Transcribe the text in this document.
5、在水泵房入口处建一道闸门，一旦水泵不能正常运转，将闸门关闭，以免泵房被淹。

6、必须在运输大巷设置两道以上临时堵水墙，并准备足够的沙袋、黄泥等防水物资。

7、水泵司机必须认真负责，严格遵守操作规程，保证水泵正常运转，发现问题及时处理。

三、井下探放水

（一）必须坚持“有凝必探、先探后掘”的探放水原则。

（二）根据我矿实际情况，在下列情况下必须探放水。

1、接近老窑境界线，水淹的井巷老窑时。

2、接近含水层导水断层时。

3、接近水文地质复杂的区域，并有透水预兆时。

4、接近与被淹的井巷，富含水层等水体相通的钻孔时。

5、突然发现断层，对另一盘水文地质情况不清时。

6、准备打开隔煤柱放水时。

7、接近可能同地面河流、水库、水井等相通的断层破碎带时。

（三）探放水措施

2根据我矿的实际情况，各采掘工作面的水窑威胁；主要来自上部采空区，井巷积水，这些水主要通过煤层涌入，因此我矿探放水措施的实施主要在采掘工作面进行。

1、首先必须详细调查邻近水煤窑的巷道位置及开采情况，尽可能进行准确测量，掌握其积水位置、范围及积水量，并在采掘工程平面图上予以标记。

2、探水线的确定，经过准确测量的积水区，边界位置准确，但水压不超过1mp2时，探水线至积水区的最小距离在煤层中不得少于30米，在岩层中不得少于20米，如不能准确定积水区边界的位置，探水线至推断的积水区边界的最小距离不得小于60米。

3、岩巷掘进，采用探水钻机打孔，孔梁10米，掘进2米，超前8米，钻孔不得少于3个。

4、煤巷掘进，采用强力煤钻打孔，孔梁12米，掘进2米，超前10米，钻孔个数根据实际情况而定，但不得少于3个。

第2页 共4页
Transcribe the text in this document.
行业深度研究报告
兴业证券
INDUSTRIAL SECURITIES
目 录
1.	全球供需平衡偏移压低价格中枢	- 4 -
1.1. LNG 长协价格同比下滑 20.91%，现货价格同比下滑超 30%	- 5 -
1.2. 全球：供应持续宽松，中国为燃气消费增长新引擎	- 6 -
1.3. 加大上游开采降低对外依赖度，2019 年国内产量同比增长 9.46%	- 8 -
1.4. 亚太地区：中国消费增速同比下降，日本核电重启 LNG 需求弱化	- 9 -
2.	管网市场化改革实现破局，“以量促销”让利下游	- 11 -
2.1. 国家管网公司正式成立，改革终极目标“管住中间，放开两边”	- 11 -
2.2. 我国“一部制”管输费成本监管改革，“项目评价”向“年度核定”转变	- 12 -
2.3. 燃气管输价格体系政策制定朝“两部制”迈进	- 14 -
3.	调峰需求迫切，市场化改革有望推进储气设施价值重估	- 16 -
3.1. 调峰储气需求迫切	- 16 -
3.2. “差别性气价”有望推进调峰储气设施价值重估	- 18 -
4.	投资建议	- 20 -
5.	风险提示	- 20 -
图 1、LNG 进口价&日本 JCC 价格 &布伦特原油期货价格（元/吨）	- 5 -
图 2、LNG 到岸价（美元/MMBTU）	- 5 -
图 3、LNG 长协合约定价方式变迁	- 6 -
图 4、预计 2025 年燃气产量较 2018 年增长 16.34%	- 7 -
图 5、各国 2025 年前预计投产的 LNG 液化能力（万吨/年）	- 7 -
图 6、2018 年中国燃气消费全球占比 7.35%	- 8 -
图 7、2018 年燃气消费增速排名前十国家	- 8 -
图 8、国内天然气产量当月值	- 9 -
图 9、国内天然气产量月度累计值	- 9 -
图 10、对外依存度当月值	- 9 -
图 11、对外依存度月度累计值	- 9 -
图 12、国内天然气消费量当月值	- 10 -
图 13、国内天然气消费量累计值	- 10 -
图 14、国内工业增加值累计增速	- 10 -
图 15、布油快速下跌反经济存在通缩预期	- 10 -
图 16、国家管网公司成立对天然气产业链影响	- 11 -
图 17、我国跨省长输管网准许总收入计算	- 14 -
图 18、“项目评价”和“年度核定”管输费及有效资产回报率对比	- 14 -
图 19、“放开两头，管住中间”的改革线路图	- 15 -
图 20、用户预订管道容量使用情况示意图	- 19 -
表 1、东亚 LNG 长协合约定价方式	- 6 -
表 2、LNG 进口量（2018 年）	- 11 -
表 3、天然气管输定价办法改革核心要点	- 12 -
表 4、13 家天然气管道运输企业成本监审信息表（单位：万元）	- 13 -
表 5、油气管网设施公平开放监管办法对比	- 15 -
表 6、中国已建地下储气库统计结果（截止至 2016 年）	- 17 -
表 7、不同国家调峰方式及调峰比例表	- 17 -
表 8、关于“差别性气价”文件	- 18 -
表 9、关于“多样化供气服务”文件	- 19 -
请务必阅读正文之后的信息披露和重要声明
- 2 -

▶ [Task directions] In full and verbatim, repeat the records given above.

▶ [Problem solution]
Transcribe the text in this document.
5、在水泵房入口处建一道闸门，一旦水泵不能正常运转，将闸门关闭，以免泵房被淹。

6、必须在运输大巷设置两道以上临时堵水墙，并准备足够的沙袋、黄泥等防水物资。

7、水泵司机必须认真负责，严格遵守操作规程，保证水泵正常运转，发现问题及时处理。

三、井下探放水

（一）必须坚持“有凝必探、先探后掘”的探放水原则。

（二）根据我矿实际情况，在下列情况下必须探放水。

1、接近老窑境界线，水淹的井巷老窑时。

2、接近含水层导水断层时。

3、接近水文地质复杂的区域，并有透水预兆时。

4、接近与被淹的井巷，富含水层等水体相通的钻孔时。

5、突然发现断层，对另一盘水文地质情况不清时。

6、准备打开隔煤柱放水时。

7、接近可能同地面河流、水库、水井等相通的断层破碎带时。

（三）探放水措施

2根据我矿的实际情况，各采掘工作面的水窑威胁；主要来自上部采空区，井巷积水，这些水主要通过煤层涌入，因此我矿探放水措施的实施主要在采掘工作面进行。

1、首先必须详细调查邻近水煤窑的巷道位置及开采情况，尽可能进行准确测量，掌握其积水位置、范围及积水量，并在采掘工程平面图上予以标记。

2、探水线的确定，经过准确测量的积水区，边界位置准确，但水压不超过1mp2时，探水线至积水区的最小距离在煤层中不得少于30米，在岩层中不得少于20米，如不能准确定积水区边界的位置，探水线至推断的积水区边界的最小距离不得小于60米。

3、岩巷掘进，采用探水钻机打孔，孔梁10米，掘进2米，超前8米，钻孔不得少于3个。

4、煤巷掘进，采用强力煤钻打孔，孔梁12米，掘进2米，超前10米，钻孔个数根据实际情况而定，但不得少于3个。

第2页 共4页
Transcribe the text in this document.
行业深度研究报告
兴业证券
INDUSTRIAL SECURITIES
目 录
1.	全球供需平衡偏移压低价格中枢	- 4 -
1.1. LNG 长协价格同比下滑 20.91%，现货价格同比下滑超 30%	- 5 -
1.2. 全球：供应持续宽松，中国为燃气消费增长新引擎	- 6 -
1.3. 加大上游开采降低对外依赖度，2019 年国内产量同比增长 9.46%	- 8 -
1.4. 亚太地区：中国消费增速同比下降，日本核电重启 LNG 需求弱化	- 9 -
2.	管网市场化改革实现破局，“以量促销”让利下游	- 11 -
2.1. 国家管网公司正式成立，改革终极目标“管住中间，放开两边”	- 11 -
2.2. 我国“一部制”管输费成本监管改革，“项目评价”向“年度核定”转变	- 12 -
2.3. 燃气管输价格体系政策制定朝“两部制”迈进	- 14 -
3.	调峰需求迫切，市场化改革有望推进储气设施价值重估	- 16 -
3.1. 调峰储气需求迫切	- 16 -
3.2. “差别性气价”有望推进调峰储气设施价值重估	- 18 -
4.	投资建议	- 20 -
5.	风险提示	- 20 -
图 1、LNG 进口价&日本 JCC 价格 &布伦特原油期货价格（元/吨）	- 5 -
图 2、LNG 到岸价（美元/MMBTU）	- 5 -
图 3、LNG 长协合约定价方式变迁	- 6 -
图 4、预计 2025 年燃气产量较 2018 年增长 16.34%	- 7 -
图 5、各国 2025 年前预计投产的 LNG 液化能力（万吨/年）	- 7 -
图 6、2018 年中国燃气消费全球占比 7.35%	- 8 -
图 7、2018 年燃气消费增速排名前十国家	- 8 -
图 8、国内天然气产量当月值	- 9 -
图 9、国内天然气产量月度累计值	- 9 -
图 10、对外依存度当月值	- 9 -
图 11、对外依存度月度累计值	- 9 -
图 12、国内天然气消费量当月值	- 10 -
图 13、国内天然气消费量累计值	- 10 -
图 14、国内工业增加值累计增速	- 10 -
图 15、布油快速下跌反经济存在通缩预期	- 10 -
图 16、国家管网公司成立对天然气产业链影响	- 11 -
图 17、我国跨省长输管网准许总收入计算	- 14 -
图 18、“项目评价”和“年度核定”管输费及有效资产回报率对比	- 14 -
图 19、“放开两头，管住中间”的改革线路图	- 15 -
图 20、用户预订管道容量使用情况示意图	- 19 -
表 1、东亚 LNG 长协合约定价方式	- 6 -
表 2、LNG 进口量（2018 年）	- 11 -
表 3、天然气管输定价办法改革核心要点	- 12 -
表 4、13 家天然气管道运输企业成本监审信息表（单位：万元）	- 13 -
表 5、油气管网设施公平开放监管办法对比	- 15 -
表 6、中国已建地下储气库统计结果（截止至 2016 年）	- 17 -
表 7、不同国家调峰方式及调峰比例表	- 17 -
表 8、关于“差别性气价”文件	- 18 -
表 9、关于“多样化供气服务”文件	- 19 -
请务必阅读正文之后的信息披露和重要声明
- 2 -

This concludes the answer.